» **Goal of the exercise**
Each record needs to be echoed exactly; can you do that?

» **Data for this task**
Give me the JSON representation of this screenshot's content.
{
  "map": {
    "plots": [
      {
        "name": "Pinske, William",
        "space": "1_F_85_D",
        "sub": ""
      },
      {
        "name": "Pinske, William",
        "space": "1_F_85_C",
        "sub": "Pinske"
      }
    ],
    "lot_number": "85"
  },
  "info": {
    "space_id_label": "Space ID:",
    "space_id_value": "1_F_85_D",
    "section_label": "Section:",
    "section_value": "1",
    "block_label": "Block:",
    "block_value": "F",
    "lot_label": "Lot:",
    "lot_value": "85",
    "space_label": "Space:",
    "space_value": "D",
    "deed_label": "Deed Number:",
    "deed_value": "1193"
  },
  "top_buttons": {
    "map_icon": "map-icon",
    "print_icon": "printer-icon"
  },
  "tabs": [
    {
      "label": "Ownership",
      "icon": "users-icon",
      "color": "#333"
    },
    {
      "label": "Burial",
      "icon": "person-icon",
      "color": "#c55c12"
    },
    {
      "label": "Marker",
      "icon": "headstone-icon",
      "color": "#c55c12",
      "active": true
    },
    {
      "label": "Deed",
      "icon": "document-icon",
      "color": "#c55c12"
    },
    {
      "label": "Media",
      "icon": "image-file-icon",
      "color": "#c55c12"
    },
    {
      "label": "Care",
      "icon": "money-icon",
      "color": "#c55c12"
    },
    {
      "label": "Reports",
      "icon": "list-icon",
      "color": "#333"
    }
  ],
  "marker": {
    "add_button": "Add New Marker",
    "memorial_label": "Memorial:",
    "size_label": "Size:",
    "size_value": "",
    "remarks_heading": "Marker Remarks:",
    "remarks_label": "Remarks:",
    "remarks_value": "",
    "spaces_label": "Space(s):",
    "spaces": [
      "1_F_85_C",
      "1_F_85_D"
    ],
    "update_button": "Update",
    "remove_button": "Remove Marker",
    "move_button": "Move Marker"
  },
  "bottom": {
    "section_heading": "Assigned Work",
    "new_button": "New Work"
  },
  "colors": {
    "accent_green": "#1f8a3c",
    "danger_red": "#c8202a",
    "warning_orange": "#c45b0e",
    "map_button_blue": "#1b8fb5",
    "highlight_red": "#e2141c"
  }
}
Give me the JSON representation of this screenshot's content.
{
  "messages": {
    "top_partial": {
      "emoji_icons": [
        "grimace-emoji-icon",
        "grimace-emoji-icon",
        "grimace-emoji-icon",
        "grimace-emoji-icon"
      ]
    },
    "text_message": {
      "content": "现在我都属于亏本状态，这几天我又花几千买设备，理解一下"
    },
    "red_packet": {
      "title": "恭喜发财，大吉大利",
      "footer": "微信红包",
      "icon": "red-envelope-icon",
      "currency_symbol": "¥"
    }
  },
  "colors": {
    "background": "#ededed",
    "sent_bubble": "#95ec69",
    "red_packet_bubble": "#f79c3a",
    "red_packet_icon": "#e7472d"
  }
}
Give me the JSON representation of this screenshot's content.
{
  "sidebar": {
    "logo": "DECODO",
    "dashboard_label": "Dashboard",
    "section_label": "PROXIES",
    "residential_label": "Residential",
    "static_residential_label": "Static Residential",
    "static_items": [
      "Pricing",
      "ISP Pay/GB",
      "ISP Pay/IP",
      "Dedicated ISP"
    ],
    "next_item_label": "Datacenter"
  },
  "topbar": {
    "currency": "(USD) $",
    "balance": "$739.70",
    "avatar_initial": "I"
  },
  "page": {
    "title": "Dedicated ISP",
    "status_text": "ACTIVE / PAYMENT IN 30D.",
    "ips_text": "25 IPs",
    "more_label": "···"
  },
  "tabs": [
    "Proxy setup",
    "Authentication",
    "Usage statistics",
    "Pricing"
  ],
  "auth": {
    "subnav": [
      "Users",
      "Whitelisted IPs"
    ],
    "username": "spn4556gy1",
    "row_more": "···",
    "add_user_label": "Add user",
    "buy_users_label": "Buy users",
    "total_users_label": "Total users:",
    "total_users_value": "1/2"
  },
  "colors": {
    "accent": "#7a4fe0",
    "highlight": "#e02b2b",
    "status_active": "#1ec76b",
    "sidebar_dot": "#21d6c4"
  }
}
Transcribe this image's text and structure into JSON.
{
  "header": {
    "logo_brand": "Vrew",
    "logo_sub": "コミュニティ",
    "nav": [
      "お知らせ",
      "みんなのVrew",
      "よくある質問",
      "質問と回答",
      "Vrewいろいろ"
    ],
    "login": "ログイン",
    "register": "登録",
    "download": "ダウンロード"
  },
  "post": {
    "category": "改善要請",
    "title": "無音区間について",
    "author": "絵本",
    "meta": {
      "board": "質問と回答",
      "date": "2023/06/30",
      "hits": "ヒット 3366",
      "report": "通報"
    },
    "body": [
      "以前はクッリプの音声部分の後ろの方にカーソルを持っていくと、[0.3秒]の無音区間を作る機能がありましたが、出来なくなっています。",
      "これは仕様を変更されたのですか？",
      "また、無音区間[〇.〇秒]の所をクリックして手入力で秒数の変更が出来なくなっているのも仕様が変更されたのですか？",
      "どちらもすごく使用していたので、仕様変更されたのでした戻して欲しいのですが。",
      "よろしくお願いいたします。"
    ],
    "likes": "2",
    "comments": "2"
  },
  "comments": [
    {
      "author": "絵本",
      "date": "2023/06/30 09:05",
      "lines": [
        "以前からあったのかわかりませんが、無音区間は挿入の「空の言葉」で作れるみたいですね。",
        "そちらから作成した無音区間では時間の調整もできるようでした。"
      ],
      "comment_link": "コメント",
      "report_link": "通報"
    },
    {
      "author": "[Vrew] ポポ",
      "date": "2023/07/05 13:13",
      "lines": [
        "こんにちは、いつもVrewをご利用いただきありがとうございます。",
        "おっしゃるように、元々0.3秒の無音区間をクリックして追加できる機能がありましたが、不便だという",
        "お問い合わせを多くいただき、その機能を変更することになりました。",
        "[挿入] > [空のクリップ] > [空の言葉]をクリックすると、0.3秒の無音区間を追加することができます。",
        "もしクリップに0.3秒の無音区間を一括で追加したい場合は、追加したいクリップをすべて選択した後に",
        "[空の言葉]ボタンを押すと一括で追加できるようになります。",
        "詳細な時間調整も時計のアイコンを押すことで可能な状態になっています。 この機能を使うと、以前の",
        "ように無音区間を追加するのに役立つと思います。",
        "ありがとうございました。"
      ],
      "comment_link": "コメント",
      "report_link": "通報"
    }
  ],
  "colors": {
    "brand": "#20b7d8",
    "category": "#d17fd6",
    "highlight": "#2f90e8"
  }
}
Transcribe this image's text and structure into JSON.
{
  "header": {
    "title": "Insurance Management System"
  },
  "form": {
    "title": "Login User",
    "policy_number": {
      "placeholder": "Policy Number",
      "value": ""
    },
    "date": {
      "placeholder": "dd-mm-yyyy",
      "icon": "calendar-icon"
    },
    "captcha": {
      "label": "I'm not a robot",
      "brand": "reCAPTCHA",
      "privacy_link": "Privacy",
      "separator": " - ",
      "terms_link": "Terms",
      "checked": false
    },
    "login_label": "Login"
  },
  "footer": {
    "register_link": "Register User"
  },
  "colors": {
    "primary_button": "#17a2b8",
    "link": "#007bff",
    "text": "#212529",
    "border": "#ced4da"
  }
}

» **Task result**
Give me the JSON representation of this screenshot's content.
{
  "map": {
    "plots": [
      {
        "name": "Pinske, William",
        "space": "1_F_85_D",
        "sub": ""
      },
      {
        "name": "Pinske, William",
        "space": "1_F_85_C",
        "sub": "Pinske"
      }
    ],
    "lot_number": "85"
  },
  "info": {
    "space_id_label": "Space ID:",
    "space_id_value": "1_F_85_D",
    "section_label": "Section:",
    "section_value": "1",
    "block_label": "Block:",
    "block_value": "F",
    "lot_label": "Lot:",
    "lot_value": "85",
    "space_label": "Space:",
    "space_value": "D",
    "deed_label": "Deed Number:",
    "deed_value": "1193"
  },
  "top_buttons": {
    "map_icon": "map-icon",
    "print_icon": "printer-icon"
  },
  "tabs": [
    {
      "label": "Ownership",
      "icon": "users-icon",
      "color": "#333"
    },
    {
      "label": "Burial",
      "icon": "person-icon",
      "color": "#c55c12"
    },
    {
      "label": "Marker",
      "icon": "headstone-icon",
      "color": "#c55c12",
      "active": true
    },
    {
      "label": "Deed",
      "icon": "document-icon",
      "color": "#c55c12"
    },
    {
      "label": "Media",
      "icon": "image-file-icon",
      "color": "#c55c12"
    },
    {
      "label": "Care",
      "icon": "money-icon",
      "color": "#c55c12"
    },
    {
      "label": "Reports",
      "icon": "list-icon",
      "color": "#333"
    }
  ],
  "marker": {
    "add_button": "Add New Marker",
    "memorial_label": "Memorial:",
    "size_label": "Size:",
    "size_value": "",
    "remarks_heading": "Marker Remarks:",
    "remarks_label": "Remarks:",
    "remarks_value": "",
    "spaces_label": "Space(s):",
    "spaces": [
      "1_F_85_C",
      "1_F_85_D"
    ],
    "update_button": "Update",
    "remove_button": "Remove Marker",
    "move_button": "Move Marker"
  },
  "bottom": {
    "section_heading": "Assigned Work",
    "new_button": "New Work"
  },
  "colors": {
    "accent_green": "#1f8a3c",
    "danger_red": "#c8202a",
    "warning_orange": "#c45b0e",
    "map_button_blue": "#1b8fb5",
    "highlight_red": "#e2141c"
  }
}
Give me the JSON representation of this screenshot's content.
{
  "messages": {
    "top_partial": {
      "emoji_icons": [
        "grimace-emoji-icon",
        "grimace-emoji-icon",
        "grimace-emoji-icon",
        "grimace-emoji-icon"
      ]
    },
    "text_message": {
      "content": "现在我都属于亏本状态，这几天我又花几千买设备，理解一下"
    },
    "red_packet": {
      "title": "恭喜发财，大吉大利",
      "footer": "微信红包",
      "icon": "red-envelope-icon",
      "currency_symbol": "¥"
    }
  },
  "colors": {
    "background": "#ededed",
    "sent_bubble": "#95ec69",
    "red_packet_bubble": "#f79c3a",
    "red_packet_icon": "#e7472d"
  }
}
Give me the JSON representation of this screenshot's content.
{
  "sidebar": {
    "logo": "DECODO",
    "dashboard_label": "Dashboard",
    "section_label": "PROXIES",
    "residential_label": "Residential",
    "static_residential_label": "Static Residential",
    "static_items": [
      "Pricing",
      "ISP Pay/GB",
      "ISP Pay/IP",
      "Dedicated ISP"
    ],
    "next_item_label": "Datacenter"
  },
  "topbar": {
    "currency": "(USD) $",
    "balance": "$739.70",
    "avatar_initial": "I"
  },
  "page": {
    "title": "Dedicated ISP",
    "status_text": "ACTIVE / PAYMENT IN 30D.",
    "ips_text": "25 IPs",
    "more_label": "···"
  },
  "tabs": [
    "Proxy setup",
    "Authentication",
    "Usage statistics",
    "Pricing"
  ],
  "auth": {
    "subnav": [
      "Users",
      "Whitelisted IPs"
    ],
    "username": "spn4556gy1",
    "row_more": "···",
    "add_user_label": "Add user",
    "buy_users_label": "Buy users",
    "total_users_label": "Total users:",
    "total_users_value": "1/2"
  },
  "colors": {
    "accent": "#7a4fe0",
    "highlight": "#e02b2b",
    "status_active": "#1ec76b",
    "sidebar_dot": "#21d6c4"
  }
}
Transcribe this image's text and structure into JSON.
{
  "header": {
    "logo_brand": "Vrew",
    "logo_sub": "コミュニティ",
    "nav": [
      "お知らせ",
      "みんなのVrew",
      "よくある質問",
      "質問と回答",
      "Vrewいろいろ"
    ],
    "login": "ログイン",
    "register": "登録",
    "download": "ダウンロード"
  },
  "post": {
    "category": "改善要請",
    "title": "無音区間について",
    "author": "絵本",
    "meta": {
      "board": "質問と回答",
      "date": "2023/06/30",
      "hits": "ヒット 3366",
      "report": "通報"
    },
    "body": [
      "以前はクッリプの音声部分の後ろの方にカーソルを持っていくと、[0.3秒]の無音区間を作る機能がありましたが、出来なくなっています。",
      "これは仕様を変更されたのですか？",
      "また、無音区間[〇.〇秒]の所をクリックして手入力で秒数の変更が出来なくなっているのも仕様が変更されたのですか？",
      "どちらもすごく使用していたので、仕様変更されたのでした戻して欲しいのですが。",
      "よろしくお願いいたします。"
    ],
    "likes": "2",
    "comments": "2"
  },
  "comments": [
    {
      "author": "絵本",
      "date": "2023/06/30 09:05",
      "lines": [
        "以前からあったのかわかりませんが、無音区間は挿入の「空の言葉」で作れるみたいですね。",
        "そちらから作成した無音区間では時間の調整もできるようでした。"
      ],
      "comment_link": "コメント",
      "report_link": "通報"
    },
    {
      "author": "[Vrew] ポポ",
      "date": "2023/07/05 13:13",
      "lines": [
        "こんにちは、いつもVrewをご利用いただきありがとうございます。",
        "おっしゃるように、元々0.3秒の無音区間をクリックして追加できる機能がありましたが、不便だという",
        "お問い合わせを多くいただき、その機能を変更することになりました。",
        "[挿入] > [空のクリップ] > [空の言葉]をクリックすると、0.3秒の無音区間を追加することができます。",
        "もしクリップに0.3秒の無音区間を一括で追加したい場合は、追加したいクリップをすべて選択した後に",
        "[空の言葉]ボタンを押すと一括で追加できるようになります。",
        "詳細な時間調整も時計のアイコンを押すことで可能な状態になっています。 この機能を使うと、以前の",
        "ように無音区間を追加するのに役立つと思います。",
        "ありがとうございました。"
      ],
      "comment_link": "コメント",
      "report_link": "通報"
    }
  ],
  "colors": {
    "brand": "#20b7d8",
    "category": "#d17fd6",
    "highlight": "#2f90e8"
  }
}
Transcribe this image's text and structure into JSON.
{
  "header": {
    "title": "Insurance Management System"
  },
  "form": {
    "title": "Login User",
    "policy_number": {
      "placeholder": "Policy Number",
      "value": ""
    },
    "date": {
      "placeholder": "dd-mm-yyyy",
      "icon": "calendar-icon"
    },
    "captcha": {
      "label": "I'm not a robot",
      "brand": "reCAPTCHA",
      "privacy_link": "Privacy",
      "separator": " - ",
      "terms_link": "Terms",
      "checked": false
    },
    "login_label": "Login"
  },
  "footer": {
    "register_link": "Register User"
  },
  "colors": {
    "primary_button": "#17a2b8",
    "link": "#007bff",
    "text": "#212529",
    "border": "#ced4da"
  }
}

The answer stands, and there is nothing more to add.